## [TASK DATA]
=====
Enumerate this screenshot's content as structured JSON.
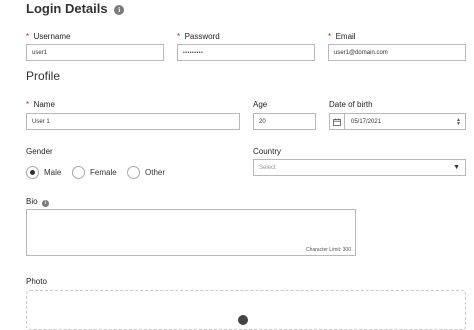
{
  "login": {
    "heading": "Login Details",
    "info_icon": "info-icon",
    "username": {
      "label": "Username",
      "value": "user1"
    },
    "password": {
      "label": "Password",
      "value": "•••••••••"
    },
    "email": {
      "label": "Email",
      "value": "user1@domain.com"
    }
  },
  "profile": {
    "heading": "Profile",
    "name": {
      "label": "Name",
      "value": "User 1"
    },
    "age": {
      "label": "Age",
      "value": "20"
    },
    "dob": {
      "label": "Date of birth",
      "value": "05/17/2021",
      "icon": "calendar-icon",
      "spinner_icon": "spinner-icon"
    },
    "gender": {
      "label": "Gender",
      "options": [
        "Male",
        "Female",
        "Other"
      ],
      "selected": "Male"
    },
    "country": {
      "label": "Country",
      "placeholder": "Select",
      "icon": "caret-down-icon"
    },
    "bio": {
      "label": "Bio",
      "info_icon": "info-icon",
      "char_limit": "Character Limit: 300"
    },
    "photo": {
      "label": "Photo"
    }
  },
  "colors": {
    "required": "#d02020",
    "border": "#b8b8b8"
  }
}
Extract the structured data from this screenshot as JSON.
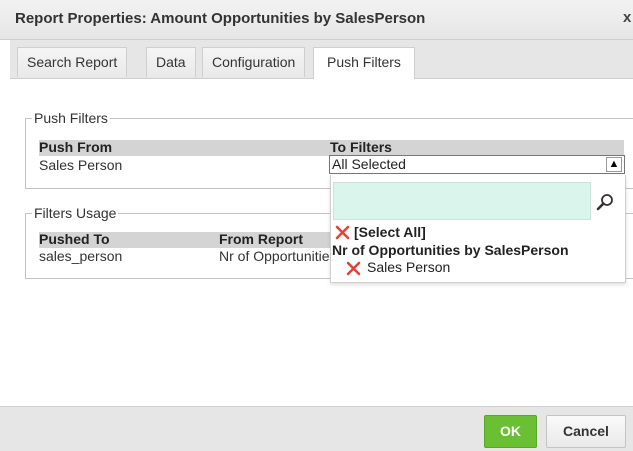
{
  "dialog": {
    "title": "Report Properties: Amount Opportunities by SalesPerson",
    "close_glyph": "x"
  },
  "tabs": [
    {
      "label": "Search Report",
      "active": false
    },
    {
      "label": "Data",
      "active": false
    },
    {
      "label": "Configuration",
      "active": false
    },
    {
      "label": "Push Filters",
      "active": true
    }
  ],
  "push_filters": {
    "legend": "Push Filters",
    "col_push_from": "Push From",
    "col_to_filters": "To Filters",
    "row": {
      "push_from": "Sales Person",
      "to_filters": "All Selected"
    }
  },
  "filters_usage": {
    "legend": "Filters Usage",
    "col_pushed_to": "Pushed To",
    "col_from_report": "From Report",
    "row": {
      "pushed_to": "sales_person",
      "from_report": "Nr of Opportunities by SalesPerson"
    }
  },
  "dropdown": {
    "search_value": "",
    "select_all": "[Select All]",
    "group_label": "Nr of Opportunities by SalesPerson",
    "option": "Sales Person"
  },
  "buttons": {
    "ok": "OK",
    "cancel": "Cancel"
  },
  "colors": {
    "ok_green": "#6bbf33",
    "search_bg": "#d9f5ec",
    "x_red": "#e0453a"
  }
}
=====
## [BRIEF]
Copy each line of the listing that includes "heading".

## [FULL OUTPUT]
    "heading": "Login Details",
    "heading": "Profile",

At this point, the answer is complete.